Work required: Without the pictures, set down every line of the data exactly.

Stored rows:
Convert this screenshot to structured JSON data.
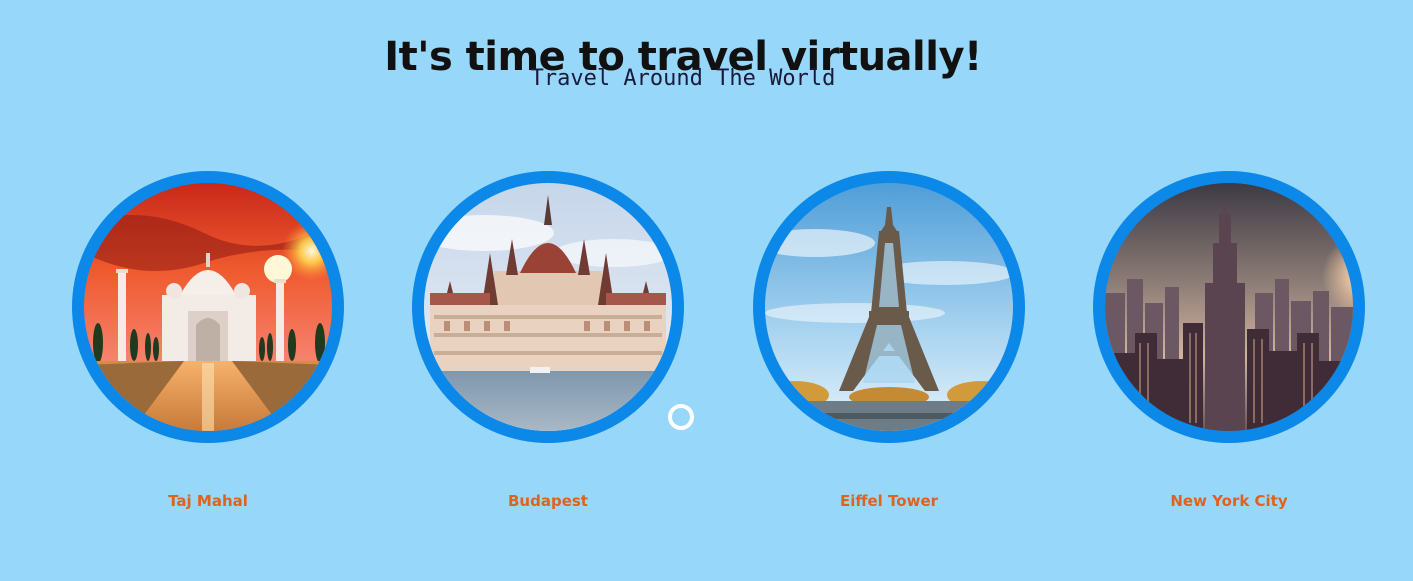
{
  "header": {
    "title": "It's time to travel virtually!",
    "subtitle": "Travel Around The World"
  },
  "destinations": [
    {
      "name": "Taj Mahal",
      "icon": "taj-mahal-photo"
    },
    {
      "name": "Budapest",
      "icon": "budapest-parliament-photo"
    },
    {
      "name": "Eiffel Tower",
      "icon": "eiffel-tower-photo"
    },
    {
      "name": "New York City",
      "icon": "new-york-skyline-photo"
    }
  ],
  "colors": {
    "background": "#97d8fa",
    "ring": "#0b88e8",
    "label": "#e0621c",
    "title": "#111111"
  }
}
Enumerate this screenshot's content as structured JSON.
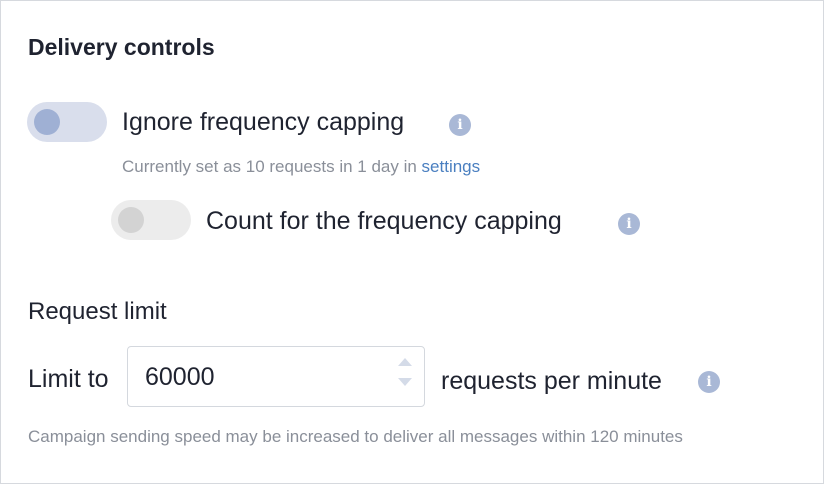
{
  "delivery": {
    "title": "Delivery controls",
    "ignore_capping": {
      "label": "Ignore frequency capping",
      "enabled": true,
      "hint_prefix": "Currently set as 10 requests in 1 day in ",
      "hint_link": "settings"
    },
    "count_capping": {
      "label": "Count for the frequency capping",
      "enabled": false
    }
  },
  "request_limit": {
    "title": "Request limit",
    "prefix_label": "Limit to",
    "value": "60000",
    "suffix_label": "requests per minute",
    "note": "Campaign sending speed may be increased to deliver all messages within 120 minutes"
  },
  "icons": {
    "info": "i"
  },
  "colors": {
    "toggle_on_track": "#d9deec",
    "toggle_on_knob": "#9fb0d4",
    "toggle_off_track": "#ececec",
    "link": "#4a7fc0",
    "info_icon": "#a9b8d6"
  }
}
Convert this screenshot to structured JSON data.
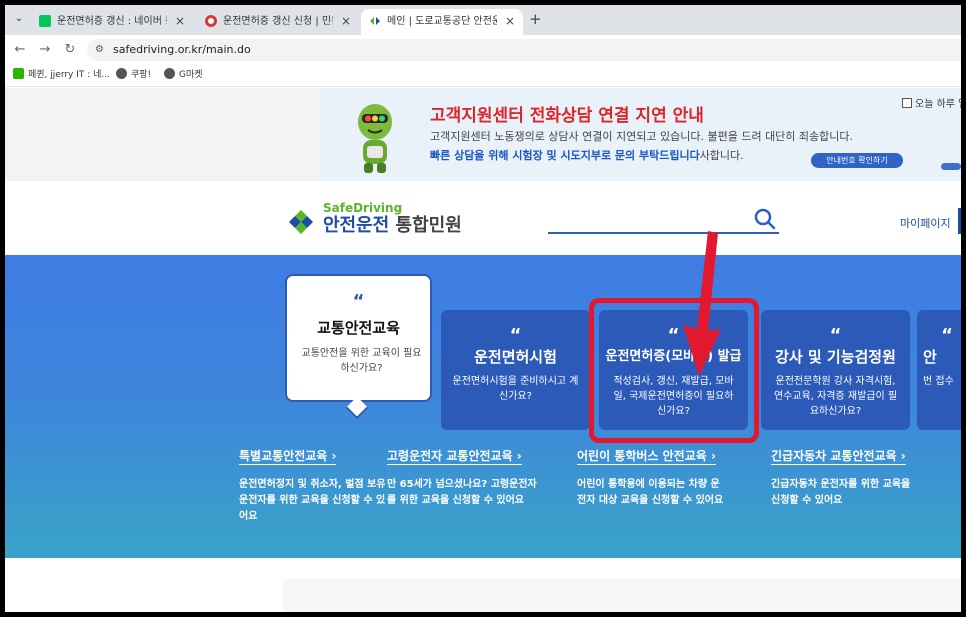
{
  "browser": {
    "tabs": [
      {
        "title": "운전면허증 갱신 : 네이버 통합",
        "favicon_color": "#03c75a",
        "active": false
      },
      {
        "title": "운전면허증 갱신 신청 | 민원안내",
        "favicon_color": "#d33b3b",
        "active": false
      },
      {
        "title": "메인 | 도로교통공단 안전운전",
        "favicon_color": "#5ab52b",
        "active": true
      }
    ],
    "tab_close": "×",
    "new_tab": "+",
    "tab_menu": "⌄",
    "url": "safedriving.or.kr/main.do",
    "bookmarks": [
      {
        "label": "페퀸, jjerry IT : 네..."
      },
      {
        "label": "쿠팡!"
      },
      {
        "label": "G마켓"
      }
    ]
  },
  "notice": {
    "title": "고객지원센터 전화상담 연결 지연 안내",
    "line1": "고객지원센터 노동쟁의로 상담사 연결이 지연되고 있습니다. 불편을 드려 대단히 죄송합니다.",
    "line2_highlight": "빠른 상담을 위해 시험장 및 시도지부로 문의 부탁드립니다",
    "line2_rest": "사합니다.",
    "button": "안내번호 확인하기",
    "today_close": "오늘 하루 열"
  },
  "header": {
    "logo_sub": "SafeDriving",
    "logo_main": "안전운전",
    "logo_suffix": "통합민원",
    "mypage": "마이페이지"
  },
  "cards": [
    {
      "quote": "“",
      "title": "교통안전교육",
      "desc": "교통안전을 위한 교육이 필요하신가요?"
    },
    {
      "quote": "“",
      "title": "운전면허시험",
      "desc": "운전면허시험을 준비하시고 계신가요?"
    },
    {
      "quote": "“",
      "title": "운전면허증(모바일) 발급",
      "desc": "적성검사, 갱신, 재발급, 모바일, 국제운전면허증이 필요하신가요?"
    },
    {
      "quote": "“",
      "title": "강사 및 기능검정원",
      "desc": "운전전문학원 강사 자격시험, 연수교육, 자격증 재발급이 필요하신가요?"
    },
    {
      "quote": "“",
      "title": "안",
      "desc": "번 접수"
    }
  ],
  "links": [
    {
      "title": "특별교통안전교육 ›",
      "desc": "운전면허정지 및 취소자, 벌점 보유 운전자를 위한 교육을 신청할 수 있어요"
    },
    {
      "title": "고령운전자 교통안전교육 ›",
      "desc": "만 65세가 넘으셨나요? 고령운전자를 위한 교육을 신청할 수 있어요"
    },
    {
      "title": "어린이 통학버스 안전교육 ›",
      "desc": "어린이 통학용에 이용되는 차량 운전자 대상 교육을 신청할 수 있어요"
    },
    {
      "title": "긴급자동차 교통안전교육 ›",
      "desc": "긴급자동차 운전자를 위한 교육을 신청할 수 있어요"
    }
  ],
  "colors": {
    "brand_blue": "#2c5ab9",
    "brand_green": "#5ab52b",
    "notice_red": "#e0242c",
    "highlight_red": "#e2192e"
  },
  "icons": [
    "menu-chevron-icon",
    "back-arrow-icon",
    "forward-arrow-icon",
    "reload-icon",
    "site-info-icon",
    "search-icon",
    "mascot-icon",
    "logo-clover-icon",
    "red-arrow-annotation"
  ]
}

Final result:
Convert this screenshot to structured JSON data.
{
  "header": {
    "title": "It's time to travel virtually!",
    "subtitle": "Travel Around The World"
  },
  "destinations": [
    {
      "name": "Taj Mahal",
      "icon": "taj-mahal-photo"
    },
    {
      "name": "Budapest",
      "icon": "budapest-parliament-photo"
    },
    {
      "name": "Eiffel Tower",
      "icon": "eiffel-tower-photo"
    },
    {
      "name": "New York City",
      "icon": "new-york-skyline-photo"
    }
  ],
  "colors": {
    "background": "#97d8fa",
    "ring": "#0b88e8",
    "label": "#e0621c",
    "title": "#111111"
  }
}
Enumerate this screenshot's content as structured JSON.
{
  "delivery": {
    "title": "Delivery controls",
    "ignore_capping": {
      "label": "Ignore frequency capping",
      "enabled": true,
      "hint_prefix": "Currently set as 10 requests in 1 day in ",
      "hint_link": "settings"
    },
    "count_capping": {
      "label": "Count for the frequency capping",
      "enabled": false
    }
  },
  "request_limit": {
    "title": "Request limit",
    "prefix_label": "Limit to",
    "value": "60000",
    "suffix_label": "requests per minute",
    "note": "Campaign sending speed may be increased to deliver all messages within 120 minutes"
  },
  "icons": {
    "info": "i"
  },
  "colors": {
    "toggle_on_track": "#d9deec",
    "toggle_on_knob": "#9fb0d4",
    "toggle_off_track": "#ececec",
    "link": "#4a7fc0",
    "info_icon": "#a9b8d6"
  }
}
Convert this screenshot to structured JSON data.
{
  "browser": {
    "tabs": [
      {
        "title": "운전면허증 갱신 : 네이버 통합",
        "favicon_color": "#03c75a",
        "active": false
      },
      {
        "title": "운전면허증 갱신 신청 | 민원안내",
        "favicon_color": "#d33b3b",
        "active": false
      },
      {
        "title": "메인 | 도로교통공단 안전운전",
        "favicon_color": "#5ab52b",
        "active": true
      }
    ],
    "tab_close": "×",
    "new_tab": "+",
    "tab_menu": "⌄",
    "url": "safedriving.or.kr/main.do",
    "bookmarks": [
      {
        "label": "페퀸, jjerry IT : 네..."
      },
      {
        "label": "쿠팡!"
      },
      {
        "label": "G마켓"
      }
    ]
  },
  "notice": {
    "title": "고객지원센터 전화상담 연결 지연 안내",
    "line1": "고객지원센터 노동쟁의로 상담사 연결이 지연되고 있습니다. 불편을 드려 대단히 죄송합니다.",
    "line2_highlight": "빠른 상담을 위해 시험장 및 시도지부로 문의 부탁드립니다",
    "line2_rest": "사합니다.",
    "button": "안내번호 확인하기",
    "today_close": "오늘 하루 열"
  },
  "header": {
    "logo_sub": "SafeDriving",
    "logo_main": "안전운전",
    "logo_suffix": "통합민원",
    "mypage": "마이페이지"
  },
  "cards": [
    {
      "quote": "“",
      "title": "교통안전교육",
      "desc": "교통안전을 위한 교육이 필요하신가요?"
    },
    {
      "quote": "“",
      "title": "운전면허시험",
      "desc": "운전면허시험을 준비하시고 계신가요?"
    },
    {
      "quote": "“",
      "title": "운전면허증(모바일) 발급",
      "desc": "적성검사, 갱신, 재발급, 모바일, 국제운전면허증이 필요하신가요?"
    },
    {
      "quote": "“",
      "title": "강사 및 기능검정원",
      "desc": "운전전문학원 강사 자격시험, 연수교육, 자격증 재발급이 필요하신가요?"
    },
    {
      "quote": "“",
      "title": "안",
      "desc": "번 접수"
    }
  ],
  "links": [
    {
      "title": "특별교통안전교육 ›",
      "desc": "운전면허정지 및 취소자, 벌점 보유 운전자를 위한 교육을 신청할 수 있어요"
    },
    {
      "title": "고령운전자 교통안전교육 ›",
      "desc": "만 65세가 넘으셨나요? 고령운전자를 위한 교육을 신청할 수 있어요"
    },
    {
      "title": "어린이 통학버스 안전교육 ›",
      "desc": "어린이 통학용에 이용되는 차량 운전자 대상 교육을 신청할 수 있어요"
    },
    {
      "title": "긴급자동차 교통안전교육 ›",
      "desc": "긴급자동차 운전자를 위한 교육을 신청할 수 있어요"
    }
  ],
  "colors": {
    "brand_blue": "#2c5ab9",
    "brand_green": "#5ab52b",
    "notice_red": "#e0242c",
    "highlight_red": "#e2192e"
  },
  "icons": [
    "menu-chevron-icon",
    "back-arrow-icon",
    "forward-arrow-icon",
    "reload-icon",
    "site-info-icon",
    "search-icon",
    "mascot-icon",
    "logo-clover-icon",
    "red-arrow-annotation"
  ]
}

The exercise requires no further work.